== Records supplied ==
———

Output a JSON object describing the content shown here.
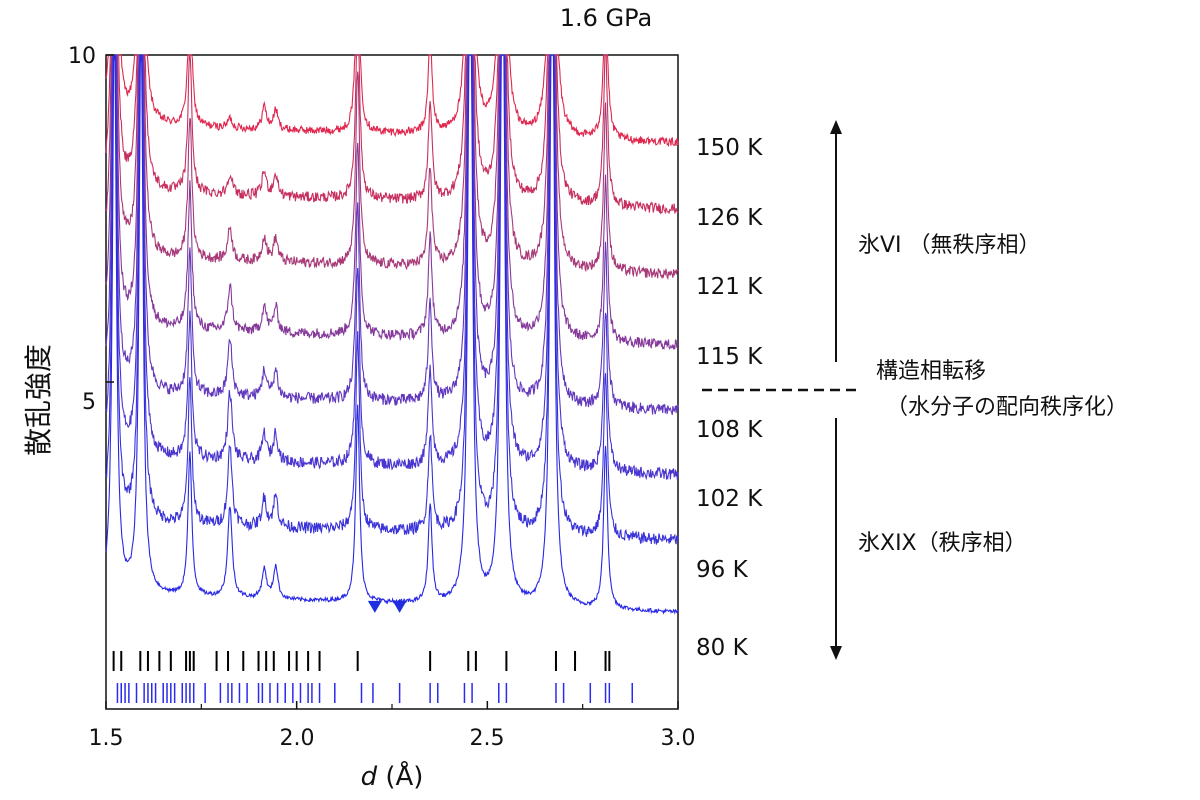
{
  "chart_data": {
    "type": "line",
    "title": "1.6 GPa",
    "xlabel_italic": "d",
    "xlabel_unit": " (Å)",
    "ylabel": "散乱強度",
    "xlim": [
      1.5,
      3.0
    ],
    "ylim": [
      0,
      10
    ],
    "x_ticks": [
      "1.5",
      "2.0",
      "2.5",
      "3.0"
    ],
    "y_ticks": [
      "5",
      "10"
    ],
    "series": [
      {
        "name": "150 K",
        "baseline": 8.8,
        "color": "#e0284f",
        "noise": 0.06
      },
      {
        "name": "126 K",
        "baseline": 7.78,
        "color": "#c7305e",
        "noise": 0.08
      },
      {
        "name": "121 K",
        "baseline": 6.78,
        "color": "#a83a78",
        "noise": 0.08
      },
      {
        "name": "115 K",
        "baseline": 5.7,
        "color": "#85399a",
        "noise": 0.08
      },
      {
        "name": "108 K",
        "baseline": 4.7,
        "color": "#6238bd",
        "noise": 0.09
      },
      {
        "name": "102 K",
        "baseline": 3.72,
        "color": "#4a36cf",
        "noise": 0.09
      },
      {
        "name": "96 K",
        "baseline": 2.72,
        "color": "#3a33d8",
        "noise": 0.09
      },
      {
        "name": "80 K",
        "baseline": 1.62,
        "color": "#2828e6",
        "noise": 0.03
      }
    ],
    "peaks_common": [
      {
        "d": 1.522,
        "h": 9.0
      },
      {
        "d": 1.592,
        "h": 9.0
      },
      {
        "d": 1.72,
        "h": 2.2
      },
      {
        "d": 2.16,
        "h": 3.0
      },
      {
        "d": 2.35,
        "h": 1.5
      },
      {
        "d": 2.455,
        "h": 12.0
      },
      {
        "d": 2.54,
        "h": 12.0
      },
      {
        "d": 2.67,
        "h": 12.0
      },
      {
        "d": 2.81,
        "h": 2.5
      }
    ],
    "peaks_order_dependent": [
      {
        "d": 1.825,
        "h_high": 0.15,
        "h_low": 1.4
      },
      {
        "d": 1.915,
        "h_high": 0.35,
        "h_low": 0.45
      },
      {
        "d": 1.945,
        "h_high": 0.3,
        "h_low": 0.5
      }
    ],
    "tick_marks_black": [
      1.52,
      1.54,
      1.59,
      1.61,
      1.64,
      1.67,
      1.71,
      1.72,
      1.73,
      1.79,
      1.82,
      1.86,
      1.9,
      1.92,
      1.94,
      1.98,
      2.0,
      2.03,
      2.06,
      2.16,
      2.35,
      2.45,
      2.47,
      2.55,
      2.68,
      2.73,
      2.81,
      2.82
    ],
    "tick_marks_blue": [
      1.53,
      1.54,
      1.55,
      1.56,
      1.58,
      1.6,
      1.61,
      1.62,
      1.63,
      1.65,
      1.66,
      1.67,
      1.68,
      1.7,
      1.71,
      1.72,
      1.73,
      1.76,
      1.8,
      1.82,
      1.83,
      1.85,
      1.87,
      1.9,
      1.91,
      1.93,
      1.95,
      1.97,
      1.99,
      2.01,
      2.03,
      2.04,
      2.06,
      2.1,
      2.17,
      2.2,
      2.27,
      2.35,
      2.37,
      2.44,
      2.46,
      2.53,
      2.55,
      2.68,
      2.7,
      2.77,
      2.81,
      2.82,
      2.88
    ],
    "markers": [
      {
        "d": 2.205,
        "y": 1.5
      },
      {
        "d": 2.27,
        "y": 1.5
      }
    ],
    "phase_labels": {
      "upper": "氷VI （無秩序相）",
      "transition_line1": "構造相転移",
      "transition_line2": "（水分子の配向秩序化）",
      "lower": "氷XIX（秩序相）"
    },
    "colors": {
      "black_ticks": "#000000",
      "blue_ticks": "#2a2af0",
      "marker": "#1f2fe0"
    }
  }
}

———

Print all of the entries word for word. Omit the pictures they contain.

== Problem solution ==
Output a JSON object describing the content shown here.
{
  "chart_data": {
    "type": "line",
    "title": "1.6 GPa",
    "xlabel_italic": "d",
    "xlabel_unit": " (Å)",
    "ylabel": "散乱強度",
    "xlim": [
      1.5,
      3.0
    ],
    "ylim": [
      0,
      10
    ],
    "x_ticks": [
      "1.5",
      "2.0",
      "2.5",
      "3.0"
    ],
    "y_ticks": [
      "5",
      "10"
    ],
    "series": [
      {
        "name": "150 K",
        "baseline": 8.8,
        "color": "#e0284f",
        "noise": 0.06
      },
      {
        "name": "126 K",
        "baseline": 7.78,
        "color": "#c7305e",
        "noise": 0.08
      },
      {
        "name": "121 K",
        "baseline": 6.78,
        "color": "#a83a78",
        "noise": 0.08
      },
      {
        "name": "115 K",
        "baseline": 5.7,
        "color": "#85399a",
        "noise": 0.08
      },
      {
        "name": "108 K",
        "baseline": 4.7,
        "color": "#6238bd",
        "noise": 0.09
      },
      {
        "name": "102 K",
        "baseline": 3.72,
        "color": "#4a36cf",
        "noise": 0.09
      },
      {
        "name": "96 K",
        "baseline": 2.72,
        "color": "#3a33d8",
        "noise": 0.09
      },
      {
        "name": "80 K",
        "baseline": 1.62,
        "color": "#2828e6",
        "noise": 0.03
      }
    ],
    "peaks_common": [
      {
        "d": 1.522,
        "h": 9.0
      },
      {
        "d": 1.592,
        "h": 9.0
      },
      {
        "d": 1.72,
        "h": 2.2
      },
      {
        "d": 2.16,
        "h": 3.0
      },
      {
        "d": 2.35,
        "h": 1.5
      },
      {
        "d": 2.455,
        "h": 12.0
      },
      {
        "d": 2.54,
        "h": 12.0
      },
      {
        "d": 2.67,
        "h": 12.0
      },
      {
        "d": 2.81,
        "h": 2.5
      }
    ],
    "peaks_order_dependent": [
      {
        "d": 1.825,
        "h_high": 0.15,
        "h_low": 1.4
      },
      {
        "d": 1.915,
        "h_high": 0.35,
        "h_low": 0.45
      },
      {
        "d": 1.945,
        "h_high": 0.3,
        "h_low": 0.5
      }
    ],
    "tick_marks_black": [
      1.52,
      1.54,
      1.59,
      1.61,
      1.64,
      1.67,
      1.71,
      1.72,
      1.73,
      1.79,
      1.82,
      1.86,
      1.9,
      1.92,
      1.94,
      1.98,
      2.0,
      2.03,
      2.06,
      2.16,
      2.35,
      2.45,
      2.47,
      2.55,
      2.68,
      2.73,
      2.81,
      2.82
    ],
    "tick_marks_blue": [
      1.53,
      1.54,
      1.55,
      1.56,
      1.58,
      1.6,
      1.61,
      1.62,
      1.63,
      1.65,
      1.66,
      1.67,
      1.68,
      1.7,
      1.71,
      1.72,
      1.73,
      1.76,
      1.8,
      1.82,
      1.83,
      1.85,
      1.87,
      1.9,
      1.91,
      1.93,
      1.95,
      1.97,
      1.99,
      2.01,
      2.03,
      2.04,
      2.06,
      2.1,
      2.17,
      2.2,
      2.27,
      2.35,
      2.37,
      2.44,
      2.46,
      2.53,
      2.55,
      2.68,
      2.7,
      2.77,
      2.81,
      2.82,
      2.88
    ],
    "markers": [
      {
        "d": 2.205,
        "y": 1.5
      },
      {
        "d": 2.27,
        "y": 1.5
      }
    ],
    "phase_labels": {
      "upper": "氷VI （無秩序相）",
      "transition_line1": "構造相転移",
      "transition_line2": "（水分子の配向秩序化）",
      "lower": "氷XIX（秩序相）"
    },
    "colors": {
      "black_ticks": "#000000",
      "blue_ticks": "#2a2af0",
      "marker": "#1f2fe0"
    }
  }
}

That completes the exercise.